De vendedor de picolé a vereador: a trajetória do Despachante da Comunidade

por Tatiane Souza última modificação 18/04/2022 06h51
12/04/2022 – O Despachante da Comunidade, como se autointitulava Sergio Hanich ao ocupar a tribuna da Câmara, não tinha meias palavras. Era um vereador que, independentemente de estar na situação ou oposição, externava suas opiniões sem receio de ferir os brios de colegas de legenda ou de opositores. Por dois anos consecutivos (2018 e 2019), o parlamentar do MDB atuou como líder de governo. Atualmente, estava à frente da condução da bancada de seu partido, função desempenhada por ele cinco vezes nos últimos dez anos.
De vendedor de picolé a vereador: a trajetória do Despachante da Comunidade

Foto: Moris Mozart Musskopf/CMNH

“A política foi a faculdade que não fiz. Estou fazendo agora. Todo dia tu estudas uma matéria diferente. Sempre brinco: um dia tu ensinas, no outro, tu aprendes”, falou Serjão, em entrevista concedida à TV Câmara NH no programa Perfil Parlamentar, gravado no final de 2021.

O aprendizado não era resultado apenas de sua atuação no Legislativo, ambiente que vivenciou como titular de 2009 a 2022, por quatro mandatos consecutivos. O último deles foi interrompido abruptamente nesta segunda, 11, após um mal-estar tê-lo impedido de participar da sessão plenária e culminado em sua morte pouco tempo depois de sair da sede da Câmara.

Vendedor de picolés, subsecretário de Obras e vereador

Natural de Novo Hamburgo, ainda pequeno Serjão mudou-se para a localidade de Chuvisqueiro, pertencente ao município de Riozinho. Retornaria a solo hamburguense aos 12 anos. Dessa época, o parlamentar se recorda das principais vias de Canudos – Bartolomeu de Gusmão, Curitibanos, Ícaro e Oscar Horn –, ainda de chão batido, com acesso ruim e pouca infraestrutura. Essas dificuldades de locomoção provocadas pela falta de asfaltamento eram sentidas pelo vereador quando saía com um carrinho para vender pastel e picolé no Aeroclube, local de diversão para a comunidade aos domingos.

“Passa um filme na cabeça lembrar o que era há 50 anos e olhar o que é hoje, principalmente Canudos, que evoluiu muito”, afirmou.

===

** Solicitação 1 **
Liste todas as vias principais de Canudos citadas no trecho do documento como ainda de chão batido na época em que o parlamentar voltou a Novo Hamburgo.
** Solicitação 2 **
Segundo o trecho do documento, em quais anos Sergio Hanich foi líder de governo?
** Solicitação 3 **
Copie do trecho do documento tudo o que vai desde "Foto: Moris Mozart" até "sede da Câmara.".

===

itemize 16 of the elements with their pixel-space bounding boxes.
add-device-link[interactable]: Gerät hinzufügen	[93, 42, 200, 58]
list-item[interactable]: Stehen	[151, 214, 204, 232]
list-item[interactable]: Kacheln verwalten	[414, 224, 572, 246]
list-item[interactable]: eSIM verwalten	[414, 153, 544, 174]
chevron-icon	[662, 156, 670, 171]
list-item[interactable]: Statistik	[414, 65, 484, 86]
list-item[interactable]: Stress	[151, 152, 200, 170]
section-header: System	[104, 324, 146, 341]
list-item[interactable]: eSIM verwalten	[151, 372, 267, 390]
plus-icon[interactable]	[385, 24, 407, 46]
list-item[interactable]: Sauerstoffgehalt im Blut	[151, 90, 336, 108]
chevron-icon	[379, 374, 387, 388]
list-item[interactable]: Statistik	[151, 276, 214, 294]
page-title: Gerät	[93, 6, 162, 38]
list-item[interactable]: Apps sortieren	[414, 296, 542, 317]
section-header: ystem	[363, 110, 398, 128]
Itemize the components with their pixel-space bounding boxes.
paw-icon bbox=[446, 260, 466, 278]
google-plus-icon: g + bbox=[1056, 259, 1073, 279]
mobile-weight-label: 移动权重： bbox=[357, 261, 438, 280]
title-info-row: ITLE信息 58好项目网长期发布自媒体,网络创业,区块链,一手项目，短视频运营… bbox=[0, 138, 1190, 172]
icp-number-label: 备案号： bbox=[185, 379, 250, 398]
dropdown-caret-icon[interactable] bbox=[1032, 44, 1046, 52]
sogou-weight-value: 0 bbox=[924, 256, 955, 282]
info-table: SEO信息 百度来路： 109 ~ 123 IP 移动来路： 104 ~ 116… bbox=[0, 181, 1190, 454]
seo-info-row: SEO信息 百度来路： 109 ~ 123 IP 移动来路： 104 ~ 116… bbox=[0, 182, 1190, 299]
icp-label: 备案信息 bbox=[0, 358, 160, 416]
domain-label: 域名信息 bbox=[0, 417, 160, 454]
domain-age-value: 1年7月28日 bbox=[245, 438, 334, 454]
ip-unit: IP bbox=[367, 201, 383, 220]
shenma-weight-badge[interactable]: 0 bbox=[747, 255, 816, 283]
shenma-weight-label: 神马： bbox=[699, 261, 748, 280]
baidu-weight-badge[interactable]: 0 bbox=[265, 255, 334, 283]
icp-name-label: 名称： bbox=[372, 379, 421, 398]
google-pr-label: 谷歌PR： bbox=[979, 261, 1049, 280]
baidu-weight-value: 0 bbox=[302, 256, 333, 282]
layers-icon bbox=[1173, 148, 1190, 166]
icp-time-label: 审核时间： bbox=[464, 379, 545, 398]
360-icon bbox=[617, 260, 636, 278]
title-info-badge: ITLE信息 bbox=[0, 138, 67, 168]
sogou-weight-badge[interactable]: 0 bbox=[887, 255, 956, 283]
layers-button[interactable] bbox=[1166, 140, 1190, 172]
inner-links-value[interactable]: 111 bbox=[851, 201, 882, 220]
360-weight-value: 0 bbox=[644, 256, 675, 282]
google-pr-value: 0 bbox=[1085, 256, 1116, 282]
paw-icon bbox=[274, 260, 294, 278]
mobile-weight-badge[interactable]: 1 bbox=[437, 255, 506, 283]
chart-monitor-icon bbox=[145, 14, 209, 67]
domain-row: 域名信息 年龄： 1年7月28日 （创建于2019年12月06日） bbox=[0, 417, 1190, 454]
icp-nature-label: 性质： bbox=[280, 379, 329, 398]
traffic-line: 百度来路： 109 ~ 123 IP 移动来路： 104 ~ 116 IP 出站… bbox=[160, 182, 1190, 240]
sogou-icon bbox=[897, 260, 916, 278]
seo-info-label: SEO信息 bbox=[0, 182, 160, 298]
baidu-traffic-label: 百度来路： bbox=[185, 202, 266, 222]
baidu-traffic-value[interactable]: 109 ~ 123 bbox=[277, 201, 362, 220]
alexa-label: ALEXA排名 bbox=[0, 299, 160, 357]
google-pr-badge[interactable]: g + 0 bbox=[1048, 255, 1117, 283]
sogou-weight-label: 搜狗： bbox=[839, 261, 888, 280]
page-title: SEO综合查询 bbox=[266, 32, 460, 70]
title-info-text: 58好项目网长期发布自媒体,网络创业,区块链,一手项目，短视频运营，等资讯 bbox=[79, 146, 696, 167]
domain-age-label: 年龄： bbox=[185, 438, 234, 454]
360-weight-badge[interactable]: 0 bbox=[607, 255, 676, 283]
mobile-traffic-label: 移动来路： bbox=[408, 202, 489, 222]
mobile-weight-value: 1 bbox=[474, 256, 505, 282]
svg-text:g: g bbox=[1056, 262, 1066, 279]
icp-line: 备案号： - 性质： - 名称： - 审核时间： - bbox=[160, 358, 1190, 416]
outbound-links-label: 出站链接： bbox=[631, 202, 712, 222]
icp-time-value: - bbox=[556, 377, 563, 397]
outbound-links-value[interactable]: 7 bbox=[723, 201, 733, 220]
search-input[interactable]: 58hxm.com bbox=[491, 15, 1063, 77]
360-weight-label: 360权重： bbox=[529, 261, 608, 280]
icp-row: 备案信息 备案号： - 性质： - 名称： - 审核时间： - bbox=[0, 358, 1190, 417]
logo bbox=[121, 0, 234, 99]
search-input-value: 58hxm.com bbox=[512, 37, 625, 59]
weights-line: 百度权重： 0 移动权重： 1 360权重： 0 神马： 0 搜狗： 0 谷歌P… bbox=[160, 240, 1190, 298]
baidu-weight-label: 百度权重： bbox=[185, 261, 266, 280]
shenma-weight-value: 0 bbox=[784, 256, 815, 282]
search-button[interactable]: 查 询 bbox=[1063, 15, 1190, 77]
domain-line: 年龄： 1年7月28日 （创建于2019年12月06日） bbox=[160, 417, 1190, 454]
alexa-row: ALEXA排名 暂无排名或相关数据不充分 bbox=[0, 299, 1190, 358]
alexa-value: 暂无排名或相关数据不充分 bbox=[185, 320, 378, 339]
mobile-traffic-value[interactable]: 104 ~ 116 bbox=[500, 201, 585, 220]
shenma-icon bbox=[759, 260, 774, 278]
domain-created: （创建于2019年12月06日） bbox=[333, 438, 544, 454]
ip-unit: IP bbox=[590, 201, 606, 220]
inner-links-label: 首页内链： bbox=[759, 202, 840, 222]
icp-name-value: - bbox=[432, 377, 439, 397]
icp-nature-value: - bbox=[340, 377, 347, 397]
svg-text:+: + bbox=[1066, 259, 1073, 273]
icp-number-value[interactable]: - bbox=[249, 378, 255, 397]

===

** Resposta 1 **
Bartolomeu de Gusmão, Curitibanos, Ícaro e Oscar Horn.

** Resposta 2 **
Em 2018 e 2019.

** Resposta 3 **
Foto: Moris Mozart Musskopf/CMNH

“A política foi a faculdade que não fiz. Estou fazendo agora. Todo dia tu estudas uma matéria diferente. Sempre brinco: um dia tu ensinas, no outro, tu aprendes”, falou Serjão, em entrevista concedida à TV Câmara NH no programa Perfil Parlamentar, gravado no final de 2021.

O aprendizado não era resultado apenas de sua atuação no Legislativo, ambiente que vivenciou como titular de 2009 a 2022, por quatro mandatos consecutivos. O último deles foi interrompido abruptamente nesta segunda, 11, após um mal-estar tê-lo impedido de participar da sessão plenária e culminado em sua morte pouco tempo depois de sair da sede da Câmara.